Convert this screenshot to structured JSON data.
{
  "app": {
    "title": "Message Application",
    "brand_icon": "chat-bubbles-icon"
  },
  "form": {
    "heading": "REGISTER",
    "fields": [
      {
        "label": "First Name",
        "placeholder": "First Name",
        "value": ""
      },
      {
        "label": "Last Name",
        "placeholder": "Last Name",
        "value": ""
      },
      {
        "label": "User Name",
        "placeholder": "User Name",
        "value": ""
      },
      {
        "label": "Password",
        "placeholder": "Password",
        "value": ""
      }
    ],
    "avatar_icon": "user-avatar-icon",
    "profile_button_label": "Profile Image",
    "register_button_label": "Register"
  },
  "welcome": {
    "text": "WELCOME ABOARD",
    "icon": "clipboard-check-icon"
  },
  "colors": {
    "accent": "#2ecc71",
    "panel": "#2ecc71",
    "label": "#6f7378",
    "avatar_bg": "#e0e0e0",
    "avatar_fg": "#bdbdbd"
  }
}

-*-

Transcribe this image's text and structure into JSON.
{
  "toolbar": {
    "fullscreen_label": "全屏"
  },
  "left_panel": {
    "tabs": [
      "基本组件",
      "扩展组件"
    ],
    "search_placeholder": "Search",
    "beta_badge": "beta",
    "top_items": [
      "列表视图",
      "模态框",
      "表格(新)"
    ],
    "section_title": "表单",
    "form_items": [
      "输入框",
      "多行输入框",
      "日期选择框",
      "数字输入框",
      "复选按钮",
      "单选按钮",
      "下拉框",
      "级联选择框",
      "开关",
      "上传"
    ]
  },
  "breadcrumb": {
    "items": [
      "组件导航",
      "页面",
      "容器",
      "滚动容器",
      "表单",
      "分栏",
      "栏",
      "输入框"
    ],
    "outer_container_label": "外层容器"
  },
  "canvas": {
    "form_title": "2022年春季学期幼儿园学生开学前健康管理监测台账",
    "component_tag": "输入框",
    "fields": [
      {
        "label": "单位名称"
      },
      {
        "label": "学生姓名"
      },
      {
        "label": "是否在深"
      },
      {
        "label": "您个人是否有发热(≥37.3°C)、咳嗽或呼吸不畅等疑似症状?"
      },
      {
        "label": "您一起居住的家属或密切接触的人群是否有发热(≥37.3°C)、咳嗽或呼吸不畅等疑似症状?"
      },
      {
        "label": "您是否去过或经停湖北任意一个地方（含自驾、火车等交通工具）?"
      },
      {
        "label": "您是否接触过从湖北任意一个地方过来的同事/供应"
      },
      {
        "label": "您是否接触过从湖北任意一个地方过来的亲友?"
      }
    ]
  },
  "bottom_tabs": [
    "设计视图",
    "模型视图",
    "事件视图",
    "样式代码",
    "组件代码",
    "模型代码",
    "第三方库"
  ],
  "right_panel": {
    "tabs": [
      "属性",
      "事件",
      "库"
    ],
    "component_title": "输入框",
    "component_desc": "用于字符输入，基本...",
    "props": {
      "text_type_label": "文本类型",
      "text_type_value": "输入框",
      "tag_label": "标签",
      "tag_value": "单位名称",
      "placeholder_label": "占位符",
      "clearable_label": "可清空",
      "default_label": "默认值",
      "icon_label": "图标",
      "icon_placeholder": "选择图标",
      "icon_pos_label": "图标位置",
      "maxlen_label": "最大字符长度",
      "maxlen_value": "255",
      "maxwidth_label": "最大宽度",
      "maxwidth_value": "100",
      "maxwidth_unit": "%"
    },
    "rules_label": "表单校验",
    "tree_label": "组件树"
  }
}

-*-

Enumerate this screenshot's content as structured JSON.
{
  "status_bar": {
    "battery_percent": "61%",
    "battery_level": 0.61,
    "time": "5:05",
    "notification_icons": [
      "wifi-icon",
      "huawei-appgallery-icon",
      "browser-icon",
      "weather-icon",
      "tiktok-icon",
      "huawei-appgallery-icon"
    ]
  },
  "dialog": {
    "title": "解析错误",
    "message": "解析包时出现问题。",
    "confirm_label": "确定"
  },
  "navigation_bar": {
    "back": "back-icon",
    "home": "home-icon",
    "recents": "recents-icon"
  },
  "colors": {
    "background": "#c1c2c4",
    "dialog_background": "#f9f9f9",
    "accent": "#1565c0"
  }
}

-*-

* Task goal:
Give back only a number, the number of lines where the string "appgallery" occurs.

* The result:
2